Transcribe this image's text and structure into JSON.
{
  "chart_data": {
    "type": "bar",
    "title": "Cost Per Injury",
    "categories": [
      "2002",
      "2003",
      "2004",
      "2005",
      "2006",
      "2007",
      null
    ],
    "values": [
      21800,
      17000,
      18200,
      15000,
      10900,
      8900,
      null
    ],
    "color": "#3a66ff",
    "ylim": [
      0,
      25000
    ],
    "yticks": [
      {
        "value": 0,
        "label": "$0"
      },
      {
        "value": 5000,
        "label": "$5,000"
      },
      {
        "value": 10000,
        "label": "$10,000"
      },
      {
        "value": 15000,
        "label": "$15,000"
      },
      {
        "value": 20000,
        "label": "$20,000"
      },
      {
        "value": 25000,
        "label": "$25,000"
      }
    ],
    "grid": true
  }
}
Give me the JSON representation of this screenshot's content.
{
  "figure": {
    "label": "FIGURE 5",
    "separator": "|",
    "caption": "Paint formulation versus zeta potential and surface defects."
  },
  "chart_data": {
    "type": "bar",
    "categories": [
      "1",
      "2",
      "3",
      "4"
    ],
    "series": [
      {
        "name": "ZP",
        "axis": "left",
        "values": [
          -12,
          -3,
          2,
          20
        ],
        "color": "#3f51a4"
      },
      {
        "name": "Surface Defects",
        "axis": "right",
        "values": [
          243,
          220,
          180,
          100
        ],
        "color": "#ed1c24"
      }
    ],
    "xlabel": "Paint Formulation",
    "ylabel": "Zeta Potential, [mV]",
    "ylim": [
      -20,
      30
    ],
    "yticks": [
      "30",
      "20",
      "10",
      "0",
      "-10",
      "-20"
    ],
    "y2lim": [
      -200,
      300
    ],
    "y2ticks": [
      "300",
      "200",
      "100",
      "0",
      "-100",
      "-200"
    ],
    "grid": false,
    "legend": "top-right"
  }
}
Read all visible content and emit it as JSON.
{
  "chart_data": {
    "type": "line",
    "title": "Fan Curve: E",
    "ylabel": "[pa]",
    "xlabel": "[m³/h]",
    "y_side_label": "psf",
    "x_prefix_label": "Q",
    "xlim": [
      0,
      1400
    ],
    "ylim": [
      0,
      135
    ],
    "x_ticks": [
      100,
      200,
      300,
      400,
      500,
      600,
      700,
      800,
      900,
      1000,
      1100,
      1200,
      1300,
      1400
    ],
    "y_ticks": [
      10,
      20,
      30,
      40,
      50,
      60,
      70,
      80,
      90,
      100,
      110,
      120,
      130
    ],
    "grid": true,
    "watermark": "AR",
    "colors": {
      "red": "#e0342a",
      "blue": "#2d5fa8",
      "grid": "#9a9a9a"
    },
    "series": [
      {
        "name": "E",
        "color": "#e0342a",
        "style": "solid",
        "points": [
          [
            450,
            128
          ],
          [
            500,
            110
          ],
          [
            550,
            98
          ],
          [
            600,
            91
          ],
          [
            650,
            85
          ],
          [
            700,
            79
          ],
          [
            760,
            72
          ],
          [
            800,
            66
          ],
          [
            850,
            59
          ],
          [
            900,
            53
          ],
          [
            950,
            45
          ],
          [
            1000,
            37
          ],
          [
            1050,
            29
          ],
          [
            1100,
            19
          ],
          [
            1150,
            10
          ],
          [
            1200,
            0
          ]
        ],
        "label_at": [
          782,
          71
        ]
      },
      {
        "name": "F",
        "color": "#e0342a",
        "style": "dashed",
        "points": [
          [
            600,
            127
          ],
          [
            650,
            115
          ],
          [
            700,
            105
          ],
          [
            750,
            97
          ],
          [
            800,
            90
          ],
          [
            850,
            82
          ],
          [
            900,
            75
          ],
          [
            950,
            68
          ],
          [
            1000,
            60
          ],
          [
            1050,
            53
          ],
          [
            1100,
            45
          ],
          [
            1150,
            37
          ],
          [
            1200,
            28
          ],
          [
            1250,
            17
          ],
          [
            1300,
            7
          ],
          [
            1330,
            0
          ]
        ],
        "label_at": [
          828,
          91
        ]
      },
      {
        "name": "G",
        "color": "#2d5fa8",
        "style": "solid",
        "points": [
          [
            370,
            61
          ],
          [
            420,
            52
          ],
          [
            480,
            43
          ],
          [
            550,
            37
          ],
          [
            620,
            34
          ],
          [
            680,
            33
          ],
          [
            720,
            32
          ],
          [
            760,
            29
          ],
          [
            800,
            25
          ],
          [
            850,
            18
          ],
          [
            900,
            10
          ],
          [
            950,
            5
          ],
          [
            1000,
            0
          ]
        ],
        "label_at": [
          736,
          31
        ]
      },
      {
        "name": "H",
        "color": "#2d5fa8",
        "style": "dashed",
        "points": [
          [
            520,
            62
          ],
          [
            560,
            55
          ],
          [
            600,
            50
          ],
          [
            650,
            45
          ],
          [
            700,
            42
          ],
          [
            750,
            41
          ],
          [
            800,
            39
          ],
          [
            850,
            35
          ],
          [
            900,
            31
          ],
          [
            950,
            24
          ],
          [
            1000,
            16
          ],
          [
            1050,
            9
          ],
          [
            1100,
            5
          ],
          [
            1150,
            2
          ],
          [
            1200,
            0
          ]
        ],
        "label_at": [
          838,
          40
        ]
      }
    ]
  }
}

# Task to complete
From the records above, extract every line exactly as it stands.

# Result
Transcribe this image's text and structure into JSON.
{
  "chart_data": {
    "type": "bar",
    "title": "Cost Per Injury",
    "categories": [
      "2002",
      "2003",
      "2004",
      "2005",
      "2006",
      "2007",
      null
    ],
    "values": [
      21800,
      17000,
      18200,
      15000,
      10900,
      8900,
      null
    ],
    "color": "#3a66ff",
    "ylim": [
      0,
      25000
    ],
    "yticks": [
      {
        "value": 0,
        "label": "$0"
      },
      {
        "value": 5000,
        "label": "$5,000"
      },
      {
        "value": 10000,
        "label": "$10,000"
      },
      {
        "value": 15000,
        "label": "$15,000"
      },
      {
        "value": 20000,
        "label": "$20,000"
      },
      {
        "value": 25000,
        "label": "$25,000"
      }
    ],
    "grid": true
  }
}
Give me the JSON representation of this screenshot's content.
{
  "figure": {
    "label": "FIGURE 5",
    "separator": "|",
    "caption": "Paint formulation versus zeta potential and surface defects."
  },
  "chart_data": {
    "type": "bar",
    "categories": [
      "1",
      "2",
      "3",
      "4"
    ],
    "series": [
      {
        "name": "ZP",
        "axis": "left",
        "values": [
          -12,
          -3,
          2,
          20
        ],
        "color": "#3f51a4"
      },
      {
        "name": "Surface Defects",
        "axis": "right",
        "values": [
          243,
          220,
          180,
          100
        ],
        "color": "#ed1c24"
      }
    ],
    "xlabel": "Paint Formulation",
    "ylabel": "Zeta Potential, [mV]",
    "ylim": [
      -20,
      30
    ],
    "yticks": [
      "30",
      "20",
      "10",
      "0",
      "-10",
      "-20"
    ],
    "y2lim": [
      -200,
      300
    ],
    "y2ticks": [
      "300",
      "200",
      "100",
      "0",
      "-100",
      "-200"
    ],
    "grid": false,
    "legend": "top-right"
  }
}
Read all visible content and emit it as JSON.
{
  "chart_data": {
    "type": "line",
    "title": "Fan Curve: E",
    "ylabel": "[pa]",
    "xlabel": "[m³/h]",
    "y_side_label": "psf",
    "x_prefix_label": "Q",
    "xlim": [
      0,
      1400
    ],
    "ylim": [
      0,
      135
    ],
    "x_ticks": [
      100,
      200,
      300,
      400,
      500,
      600,
      700,
      800,
      900,
      1000,
      1100,
      1200,
      1300,
      1400
    ],
    "y_ticks": [
      10,
      20,
      30,
      40,
      50,
      60,
      70,
      80,
      90,
      100,
      110,
      120,
      130
    ],
    "grid": true,
    "watermark": "AR",
    "colors": {
      "red": "#e0342a",
      "blue": "#2d5fa8",
      "grid": "#9a9a9a"
    },
    "series": [
      {
        "name": "E",
        "color": "#e0342a",
        "style": "solid",
        "points": [
          [
            450,
            128
          ],
          [
            500,
            110
          ],
          [
            550,
            98
          ],
          [
            600,
            91
          ],
          [
            650,
            85
          ],
          [
            700,
            79
          ],
          [
            760,
            72
          ],
          [
            800,
            66
          ],
          [
            850,
            59
          ],
          [
            900,
            53
          ],
          [
            950,
            45
          ],
          [
            1000,
            37
          ],
          [
            1050,
            29
          ],
          [
            1100,
            19
          ],
          [
            1150,
            10
          ],
          [
            1200,
            0
          ]
        ],
        "label_at": [
          782,
          71
        ]
      },
      {
        "name": "F",
        "color": "#e0342a",
        "style": "dashed",
        "points": [
          [
            600,
            127
          ],
          [
            650,
            115
          ],
          [
            700,
            105
          ],
          [
            750,
            97
          ],
          [
            800,
            90
          ],
          [
            850,
            82
          ],
          [
            900,
            75
          ],
          [
            950,
            68
          ],
          [
            1000,
            60
          ],
          [
            1050,
            53
          ],
          [
            1100,
            45
          ],
          [
            1150,
            37
          ],
          [
            1200,
            28
          ],
          [
            1250,
            17
          ],
          [
            1300,
            7
          ],
          [
            1330,
            0
          ]
        ],
        "label_at": [
          828,
          91
        ]
      },
      {
        "name": "G",
        "color": "#2d5fa8",
        "style": "solid",
        "points": [
          [
            370,
            61
          ],
          [
            420,
            52
          ],
          [
            480,
            43
          ],
          [
            550,
            37
          ],
          [
            620,
            34
          ],
          [
            680,
            33
          ],
          [
            720,
            32
          ],
          [
            760,
            29
          ],
          [
            800,
            25
          ],
          [
            850,
            18
          ],
          [
            900,
            10
          ],
          [
            950,
            5
          ],
          [
            1000,
            0
          ]
        ],
        "label_at": [
          736,
          31
        ]
      },
      {
        "name": "H",
        "color": "#2d5fa8",
        "style": "dashed",
        "points": [
          [
            520,
            62
          ],
          [
            560,
            55
          ],
          [
            600,
            50
          ],
          [
            650,
            45
          ],
          [
            700,
            42
          ],
          [
            750,
            41
          ],
          [
            800,
            39
          ],
          [
            850,
            35
          ],
          [
            900,
            31
          ],
          [
            950,
            24
          ],
          [
            1000,
            16
          ],
          [
            1050,
            9
          ],
          [
            1100,
            5
          ],
          [
            1150,
            2
          ],
          [
            1200,
            0
          ]
        ],
        "label_at": [
          838,
          40
        ]
      }
    ]
  }
}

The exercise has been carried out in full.